## What is needed
Sort through the entries below and pull out lines containing the word "close".

Figure content listings:

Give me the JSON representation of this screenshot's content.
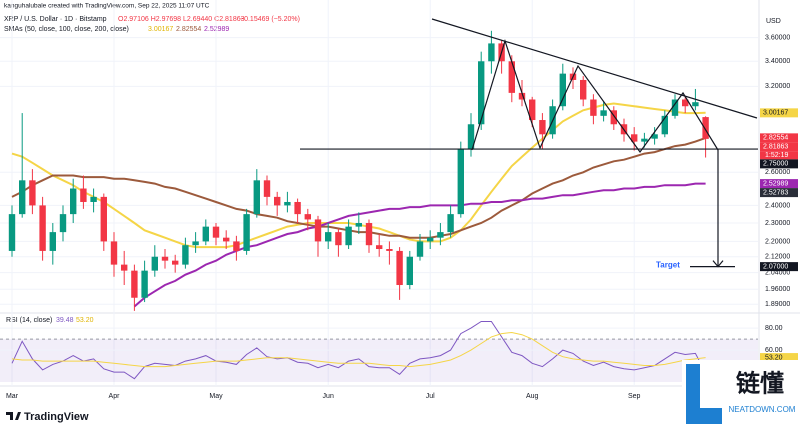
{
  "header": {
    "credit": "kanguhalubale created with TradingView.com, Sep 22, 2025 11:07 UTC",
    "symbol": "XRP / U.S. Dollar · 1D · Bitstamp",
    "ohlc_text": "O2.97106 H2.97698 L2.69440 C2.81863",
    "change": "−0.15469 (−5.20%)",
    "sma_title": "SMAs (50, close, 100, close, 200, close)",
    "sma_values": [
      "3.00167",
      "2.82554",
      "2.52989"
    ],
    "currency": "USD"
  },
  "chart_data": {
    "type": "candlestick",
    "log_scale": true,
    "up_color": "#089981",
    "down_color": "#f23645",
    "categories": [
      "Mar",
      null,
      null,
      null,
      null,
      null,
      null,
      null,
      null,
      null,
      "Apr",
      null,
      null,
      null,
      null,
      null,
      null,
      null,
      null,
      null,
      "May",
      null,
      null,
      null,
      null,
      null,
      null,
      null,
      null,
      null,
      null,
      "Jun",
      null,
      null,
      null,
      null,
      null,
      null,
      null,
      null,
      null,
      "Jul",
      null,
      null,
      null,
      null,
      null,
      null,
      null,
      null,
      null,
      "Aug",
      null,
      null,
      null,
      null,
      null,
      null,
      null,
      null,
      null,
      "Sep",
      null,
      null,
      null,
      null,
      null,
      null,
      null
    ],
    "ohlc": [
      [
        2.15,
        2.4,
        2.12,
        2.35
      ],
      [
        2.35,
        3.0,
        2.33,
        2.55
      ],
      [
        2.55,
        2.62,
        2.35,
        2.4
      ],
      [
        2.4,
        2.45,
        2.1,
        2.15
      ],
      [
        2.15,
        2.3,
        2.08,
        2.25
      ],
      [
        2.25,
        2.4,
        2.2,
        2.35
      ],
      [
        2.35,
        2.56,
        2.3,
        2.5
      ],
      [
        2.5,
        2.58,
        2.38,
        2.42
      ],
      [
        2.42,
        2.5,
        2.36,
        2.45
      ],
      [
        2.45,
        2.47,
        2.15,
        2.2
      ],
      [
        2.2,
        2.25,
        2.02,
        2.08
      ],
      [
        2.08,
        2.15,
        1.98,
        2.05
      ],
      [
        2.05,
        2.08,
        1.86,
        1.92
      ],
      [
        1.92,
        2.1,
        1.9,
        2.05
      ],
      [
        2.05,
        2.18,
        2.02,
        2.12
      ],
      [
        2.12,
        2.16,
        2.06,
        2.1
      ],
      [
        2.1,
        2.13,
        2.04,
        2.08
      ],
      [
        2.08,
        2.22,
        2.06,
        2.18
      ],
      [
        2.18,
        2.25,
        2.14,
        2.2
      ],
      [
        2.2,
        2.32,
        2.18,
        2.28
      ],
      [
        2.28,
        2.3,
        2.18,
        2.22
      ],
      [
        2.22,
        2.26,
        2.16,
        2.2
      ],
      [
        2.2,
        2.23,
        2.1,
        2.15
      ],
      [
        2.15,
        2.38,
        2.13,
        2.35
      ],
      [
        2.35,
        2.62,
        2.33,
        2.55
      ],
      [
        2.55,
        2.58,
        2.4,
        2.45
      ],
      [
        2.45,
        2.48,
        2.34,
        2.4
      ],
      [
        2.4,
        2.48,
        2.36,
        2.42
      ],
      [
        2.42,
        2.44,
        2.3,
        2.35
      ],
      [
        2.35,
        2.38,
        2.26,
        2.32
      ],
      [
        2.32,
        2.34,
        2.12,
        2.2
      ],
      [
        2.2,
        2.3,
        2.16,
        2.25
      ],
      [
        2.25,
        2.27,
        2.12,
        2.18
      ],
      [
        2.18,
        2.32,
        2.16,
        2.28
      ],
      [
        2.28,
        2.36,
        2.24,
        2.3
      ],
      [
        2.3,
        2.32,
        2.14,
        2.18
      ],
      [
        2.18,
        2.24,
        2.12,
        2.16
      ],
      [
        2.16,
        2.2,
        2.08,
        2.15
      ],
      [
        2.15,
        2.17,
        1.91,
        1.98
      ],
      [
        1.98,
        2.15,
        1.96,
        2.12
      ],
      [
        2.12,
        2.24,
        2.1,
        2.2
      ],
      [
        2.2,
        2.26,
        2.16,
        2.22
      ],
      [
        2.22,
        2.3,
        2.18,
        2.25
      ],
      [
        2.25,
        2.4,
        2.22,
        2.35
      ],
      [
        2.35,
        2.8,
        2.33,
        2.75
      ],
      [
        2.75,
        3.0,
        2.7,
        2.92
      ],
      [
        2.92,
        3.48,
        2.88,
        3.4
      ],
      [
        3.4,
        3.66,
        3.3,
        3.55
      ],
      [
        3.55,
        3.58,
        3.3,
        3.4
      ],
      [
        3.4,
        3.45,
        3.08,
        3.15
      ],
      [
        3.15,
        3.25,
        3.05,
        3.1
      ],
      [
        3.1,
        3.12,
        2.9,
        2.95
      ],
      [
        2.95,
        3.0,
        2.75,
        2.85
      ],
      [
        2.85,
        3.1,
        2.82,
        3.05
      ],
      [
        3.05,
        3.38,
        3.02,
        3.3
      ],
      [
        3.3,
        3.35,
        3.18,
        3.25
      ],
      [
        3.25,
        3.28,
        3.05,
        3.1
      ],
      [
        3.1,
        3.14,
        2.92,
        2.98
      ],
      [
        2.98,
        3.08,
        2.94,
        3.02
      ],
      [
        3.02,
        3.05,
        2.88,
        2.92
      ],
      [
        2.92,
        2.96,
        2.8,
        2.85
      ],
      [
        2.85,
        2.9,
        2.74,
        2.8
      ],
      [
        2.8,
        2.86,
        2.76,
        2.82
      ],
      [
        2.82,
        2.9,
        2.78,
        2.85
      ],
      [
        2.85,
        3.02,
        2.83,
        2.98
      ],
      [
        2.98,
        3.14,
        2.96,
        3.1
      ],
      [
        3.1,
        3.13,
        3.0,
        3.05
      ],
      [
        3.05,
        3.18,
        3.02,
        3.08
      ],
      [
        2.97106,
        2.97698,
        2.6944,
        2.81863
      ]
    ],
    "series": [
      {
        "color": "#f5d547",
        "values": [
          2.72,
          2.7,
          2.66,
          2.62,
          2.58,
          2.55,
          2.52,
          2.48,
          2.45,
          2.42,
          2.38,
          2.34,
          2.3,
          2.26,
          2.24,
          2.22,
          2.2,
          2.18,
          2.17,
          2.17,
          2.17,
          2.17,
          2.18,
          2.2,
          2.22,
          2.24,
          2.26,
          2.28,
          2.29,
          2.3,
          2.3,
          2.3,
          2.3,
          2.3,
          2.29,
          2.28,
          2.27,
          2.25,
          2.23,
          2.21,
          2.2,
          2.2,
          2.2,
          2.22,
          2.26,
          2.32,
          2.4,
          2.48,
          2.56,
          2.64,
          2.7,
          2.76,
          2.82,
          2.88,
          2.94,
          2.98,
          3.02,
          3.04,
          3.06,
          3.07,
          3.06,
          3.05,
          3.04,
          3.03,
          3.02,
          3.01,
          3.0,
          3.0,
          3.00167
        ]
      },
      {
        "color": "#9c5a3c",
        "values": [
          2.45,
          2.48,
          2.52,
          2.55,
          2.58,
          2.58,
          2.58,
          2.57,
          2.57,
          2.57,
          2.56,
          2.56,
          2.55,
          2.54,
          2.53,
          2.51,
          2.5,
          2.48,
          2.46,
          2.44,
          2.42,
          2.4,
          2.38,
          2.37,
          2.35,
          2.34,
          2.33,
          2.31,
          2.3,
          2.29,
          2.28,
          2.28,
          2.27,
          2.26,
          2.25,
          2.25,
          2.24,
          2.23,
          2.23,
          2.22,
          2.22,
          2.22,
          2.23,
          2.24,
          2.26,
          2.28,
          2.3,
          2.33,
          2.37,
          2.4,
          2.43,
          2.47,
          2.5,
          2.53,
          2.55,
          2.58,
          2.6,
          2.63,
          2.65,
          2.67,
          2.68,
          2.7,
          2.72,
          2.73,
          2.75,
          2.77,
          2.78,
          2.8,
          2.82554
        ]
      },
      {
        "color": "#9c27b0",
        "values": [
          null,
          null,
          null,
          null,
          null,
          null,
          null,
          null,
          null,
          null,
          null,
          null,
          1.88,
          1.92,
          1.95,
          1.98,
          2.0,
          2.03,
          2.05,
          2.08,
          2.1,
          2.13,
          2.15,
          2.17,
          2.18,
          2.2,
          2.22,
          2.24,
          2.25,
          2.27,
          2.28,
          2.3,
          2.32,
          2.34,
          2.35,
          2.36,
          2.37,
          2.38,
          2.38,
          2.39,
          2.39,
          2.4,
          2.4,
          2.4,
          2.4,
          2.41,
          2.41,
          2.42,
          2.42,
          2.43,
          2.43,
          2.44,
          2.44,
          2.45,
          2.46,
          2.46,
          2.47,
          2.48,
          2.49,
          2.49,
          2.5,
          2.5,
          2.51,
          2.51,
          2.52,
          2.52,
          2.52,
          2.53,
          2.52989
        ]
      }
    ],
    "ylim": [
      1.855,
      3.83
    ],
    "yticks": [
      {
        "value": 3.6,
        "label": "3.60000"
      },
      {
        "value": 3.4,
        "label": "3.40000"
      },
      {
        "value": 3.2,
        "label": "3.20000"
      },
      {
        "value": 2.6,
        "label": "2.60000"
      },
      {
        "value": 2.4,
        "label": "2.40000"
      },
      {
        "value": 2.3,
        "label": "2.30000"
      },
      {
        "value": 2.2,
        "label": "2.20000"
      },
      {
        "value": 2.12,
        "label": "2.12000"
      },
      {
        "value": 2.04,
        "label": "2.04000"
      },
      {
        "value": 1.96,
        "label": "1.96000"
      },
      {
        "value": 1.89,
        "label": "1.89000"
      }
    ],
    "grid": true,
    "price_labels": [
      {
        "value": 3.00167,
        "color": "#f5d547"
      },
      {
        "value": 2.82554,
        "color": "#f23645"
      },
      {
        "value": 2.81863,
        "color": "#f23645"
      },
      {
        "value": 2.75,
        "label": "2.75000",
        "color": "#131722"
      },
      {
        "value": 2.52989,
        "color": "#9c27b0"
      },
      {
        "value": 2.52783,
        "color": "#2a2e39"
      },
      {
        "value": 2.07,
        "label": "2.07000",
        "color": "#131722"
      }
    ],
    "countdown": "1:52:19",
    "support_level": 2.75,
    "target": {
      "label": "Target",
      "value": 2.07
    }
  },
  "rsi": {
    "title": "RSI (14, close)",
    "legend_values": [
      "39.48",
      "53.20"
    ],
    "ylim": [
      31,
      91
    ],
    "band": [
      30,
      70
    ],
    "yticks": [
      {
        "value": 80,
        "label": "80.00"
      },
      {
        "value": 60,
        "label": "60.00"
      }
    ],
    "series": [
      {
        "color": "#7e57c2",
        "values": [
          48,
          68,
          52,
          42,
          47,
          50,
          55,
          50,
          52,
          43,
          40,
          40,
          34,
          45,
          48,
          47,
          46,
          50,
          52,
          55,
          50,
          49,
          47,
          56,
          62,
          54,
          52,
          53,
          49,
          48,
          44,
          47,
          44,
          50,
          52,
          45,
          44,
          44,
          38,
          48,
          52,
          53,
          55,
          60,
          75,
          80,
          86,
          86,
          72,
          58,
          55,
          48,
          45,
          52,
          60,
          57,
          50,
          46,
          49,
          45,
          43,
          42,
          44,
          46,
          52,
          58,
          56,
          57,
          39.48
        ]
      },
      {
        "color": "#f5d547",
        "values": [
          52,
          51,
          51,
          50,
          50,
          50,
          50,
          50,
          50,
          49,
          48,
          47,
          46,
          45,
          45,
          45,
          46,
          47,
          48,
          49,
          50,
          50,
          50,
          51,
          52,
          53,
          53,
          53,
          52,
          51,
          50,
          49,
          48,
          48,
          48,
          48,
          47,
          46,
          46,
          45,
          46,
          47,
          49,
          51,
          55,
          60,
          66,
          72,
          75,
          76,
          74,
          70,
          64,
          58,
          54,
          52,
          51,
          50,
          50,
          49,
          48,
          47,
          46,
          46,
          47,
          49,
          51,
          52,
          53.2
        ]
      }
    ],
    "last_label": {
      "value": 53.2,
      "label": "53.20",
      "color": "#f5d547"
    }
  },
  "footer": {
    "brand": "TradingView"
  },
  "watermark": {
    "title": "链懂",
    "subtitle": "NEATDOWN.COM"
  }
}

## Output
    "sma_title": "SMAs (50, close, 100, close, 200, close)",
    "title": "RSI (14, close)",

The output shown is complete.